» Task requirements
Would you set down every entry shown below, precisely as written?

Collected data entries:

━━━━━━━━

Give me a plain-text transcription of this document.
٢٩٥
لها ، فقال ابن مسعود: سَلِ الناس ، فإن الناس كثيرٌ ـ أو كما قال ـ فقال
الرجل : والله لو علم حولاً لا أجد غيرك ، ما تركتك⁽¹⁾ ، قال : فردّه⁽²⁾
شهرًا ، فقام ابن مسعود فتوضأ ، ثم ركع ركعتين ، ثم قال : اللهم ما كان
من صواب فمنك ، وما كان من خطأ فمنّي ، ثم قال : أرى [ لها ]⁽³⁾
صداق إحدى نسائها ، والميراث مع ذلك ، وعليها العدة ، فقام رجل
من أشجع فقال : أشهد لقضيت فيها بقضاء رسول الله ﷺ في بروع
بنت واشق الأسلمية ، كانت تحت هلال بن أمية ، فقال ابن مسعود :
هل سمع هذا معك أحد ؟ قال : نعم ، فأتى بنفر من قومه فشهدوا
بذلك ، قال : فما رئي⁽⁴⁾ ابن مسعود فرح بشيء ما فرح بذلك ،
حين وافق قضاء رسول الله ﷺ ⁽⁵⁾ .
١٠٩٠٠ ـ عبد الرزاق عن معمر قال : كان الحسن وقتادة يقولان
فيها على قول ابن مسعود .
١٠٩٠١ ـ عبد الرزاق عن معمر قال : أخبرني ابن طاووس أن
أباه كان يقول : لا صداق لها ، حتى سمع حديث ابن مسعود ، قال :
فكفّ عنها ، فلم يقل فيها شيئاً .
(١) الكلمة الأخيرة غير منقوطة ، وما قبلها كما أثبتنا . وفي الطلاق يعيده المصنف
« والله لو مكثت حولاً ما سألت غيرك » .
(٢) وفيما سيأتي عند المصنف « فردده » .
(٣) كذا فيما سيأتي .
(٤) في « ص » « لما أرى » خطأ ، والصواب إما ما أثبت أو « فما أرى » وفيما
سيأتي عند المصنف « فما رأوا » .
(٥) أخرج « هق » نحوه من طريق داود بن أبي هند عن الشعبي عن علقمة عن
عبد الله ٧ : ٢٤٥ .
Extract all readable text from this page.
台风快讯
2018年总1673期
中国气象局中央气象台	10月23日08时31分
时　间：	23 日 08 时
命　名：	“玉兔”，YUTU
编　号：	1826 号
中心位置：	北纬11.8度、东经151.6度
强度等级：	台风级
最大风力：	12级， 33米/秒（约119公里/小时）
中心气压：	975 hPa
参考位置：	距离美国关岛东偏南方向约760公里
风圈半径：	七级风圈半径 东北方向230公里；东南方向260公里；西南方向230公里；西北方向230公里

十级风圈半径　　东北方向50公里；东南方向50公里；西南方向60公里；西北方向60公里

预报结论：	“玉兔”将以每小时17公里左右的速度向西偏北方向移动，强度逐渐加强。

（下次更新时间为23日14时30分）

━━━━━━━━

» Answer to this exercise
Give me a plain-text transcription of this document.
٢٩٥
لها ، فقال ابن مسعود: سَلِ الناس ، فإن الناس كثيرٌ ـ أو كما قال ـ فقال
الرجل : والله لو علم حولاً لا أجد غيرك ، ما تركتك⁽¹⁾ ، قال : فردّه⁽²⁾
شهرًا ، فقام ابن مسعود فتوضأ ، ثم ركع ركعتين ، ثم قال : اللهم ما كان
من صواب فمنك ، وما كان من خطأ فمنّي ، ثم قال : أرى [ لها ]⁽³⁾
صداق إحدى نسائها ، والميراث مع ذلك ، وعليها العدة ، فقام رجل
من أشجع فقال : أشهد لقضيت فيها بقضاء رسول الله ﷺ في بروع
بنت واشق الأسلمية ، كانت تحت هلال بن أمية ، فقال ابن مسعود :
هل سمع هذا معك أحد ؟ قال : نعم ، فأتى بنفر من قومه فشهدوا
بذلك ، قال : فما رئي⁽⁴⁾ ابن مسعود فرح بشيء ما فرح بذلك ،
حين وافق قضاء رسول الله ﷺ ⁽⁵⁾ .
١٠٩٠٠ ـ عبد الرزاق عن معمر قال : كان الحسن وقتادة يقولان
فيها على قول ابن مسعود .
١٠٩٠١ ـ عبد الرزاق عن معمر قال : أخبرني ابن طاووس أن
أباه كان يقول : لا صداق لها ، حتى سمع حديث ابن مسعود ، قال :
فكفّ عنها ، فلم يقل فيها شيئاً .
(١) الكلمة الأخيرة غير منقوطة ، وما قبلها كما أثبتنا . وفي الطلاق يعيده المصنف
« والله لو مكثت حولاً ما سألت غيرك » .
(٢) وفيما سيأتي عند المصنف « فردده » .
(٣) كذا فيما سيأتي .
(٤) في « ص » « لما أرى » خطأ ، والصواب إما ما أثبت أو « فما أرى » وفيما
سيأتي عند المصنف « فما رأوا » .
(٥) أخرج « هق » نحوه من طريق داود بن أبي هند عن الشعبي عن علقمة عن
عبد الله ٧ : ٢٤٥ .
Extract all readable text from this page.
台风快讯
2018年总1673期
中国气象局中央气象台	10月23日08时31分
时　间：	23 日 08 时
命　名：	“玉兔”，YUTU
编　号：	1826 号
中心位置：	北纬11.8度、东经151.6度
强度等级：	台风级
最大风力：	12级， 33米/秒（约119公里/小时）
中心气压：	975 hPa
参考位置：	距离美国关岛东偏南方向约760公里
风圈半径：	七级风圈半径 东北方向230公里；东南方向260公里；西南方向230公里；西北方向230公里

十级风圈半径　　东北方向50公里；东南方向50公里；西南方向60公里；西北方向60公里

预报结论：	“玉兔”将以每小时17公里左右的速度向西偏北方向移动，强度逐渐加强。

（下次更新时间为23日14时30分）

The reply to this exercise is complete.